__Exercise__. Output every record word for word.

__Records to process__.
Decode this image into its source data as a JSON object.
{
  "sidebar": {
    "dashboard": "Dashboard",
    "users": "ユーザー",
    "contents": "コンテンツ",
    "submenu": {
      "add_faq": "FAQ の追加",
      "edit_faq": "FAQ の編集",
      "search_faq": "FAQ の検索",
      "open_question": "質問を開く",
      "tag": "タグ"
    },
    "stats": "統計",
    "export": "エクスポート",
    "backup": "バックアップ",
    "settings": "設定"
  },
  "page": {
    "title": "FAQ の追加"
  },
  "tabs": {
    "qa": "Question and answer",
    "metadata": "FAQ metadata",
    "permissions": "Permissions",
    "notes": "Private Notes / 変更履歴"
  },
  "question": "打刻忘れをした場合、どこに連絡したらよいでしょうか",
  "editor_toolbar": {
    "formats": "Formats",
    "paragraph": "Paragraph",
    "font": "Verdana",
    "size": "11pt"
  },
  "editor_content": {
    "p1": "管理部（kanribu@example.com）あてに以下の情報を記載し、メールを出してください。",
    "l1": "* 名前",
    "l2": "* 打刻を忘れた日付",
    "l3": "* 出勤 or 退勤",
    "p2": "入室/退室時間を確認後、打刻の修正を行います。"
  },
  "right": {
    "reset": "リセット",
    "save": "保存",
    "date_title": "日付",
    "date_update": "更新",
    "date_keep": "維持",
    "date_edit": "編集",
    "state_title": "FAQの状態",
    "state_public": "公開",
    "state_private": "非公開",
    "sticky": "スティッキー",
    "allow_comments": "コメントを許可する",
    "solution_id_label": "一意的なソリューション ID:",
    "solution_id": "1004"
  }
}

__Written solution__.
Decode this image into its source data as a JSON object.
{
  "sidebar": {
    "dashboard": "Dashboard",
    "users": "ユーザー",
    "contents": "コンテンツ",
    "submenu": {
      "add_faq": "FAQ の追加",
      "edit_faq": "FAQ の編集",
      "search_faq": "FAQ の検索",
      "open_question": "質問を開く",
      "tag": "タグ"
    },
    "stats": "統計",
    "export": "エクスポート",
    "backup": "バックアップ",
    "settings": "設定"
  },
  "page": {
    "title": "FAQ の追加"
  },
  "tabs": {
    "qa": "Question and answer",
    "metadata": "FAQ metadata",
    "permissions": "Permissions",
    "notes": "Private Notes / 変更履歴"
  },
  "question": "打刻忘れをした場合、どこに連絡したらよいでしょうか",
  "editor_toolbar": {
    "formats": "Formats",
    "paragraph": "Paragraph",
    "font": "Verdana",
    "size": "11pt"
  },
  "editor_content": {
    "p1": "管理部（kanribu@example.com）あてに以下の情報を記載し、メールを出してください。",
    "l1": "* 名前",
    "l2": "* 打刻を忘れた日付",
    "l3": "* 出勤 or 退勤",
    "p2": "入室/退室時間を確認後、打刻の修正を行います。"
  },
  "right": {
    "reset": "リセット",
    "save": "保存",
    "date_title": "日付",
    "date_update": "更新",
    "date_keep": "維持",
    "date_edit": "編集",
    "state_title": "FAQの状態",
    "state_public": "公開",
    "state_private": "非公開",
    "sticky": "スティッキー",
    "allow_comments": "コメントを許可する",
    "solution_id_label": "一意的なソリューション ID:",
    "solution_id": "1004"
  }
}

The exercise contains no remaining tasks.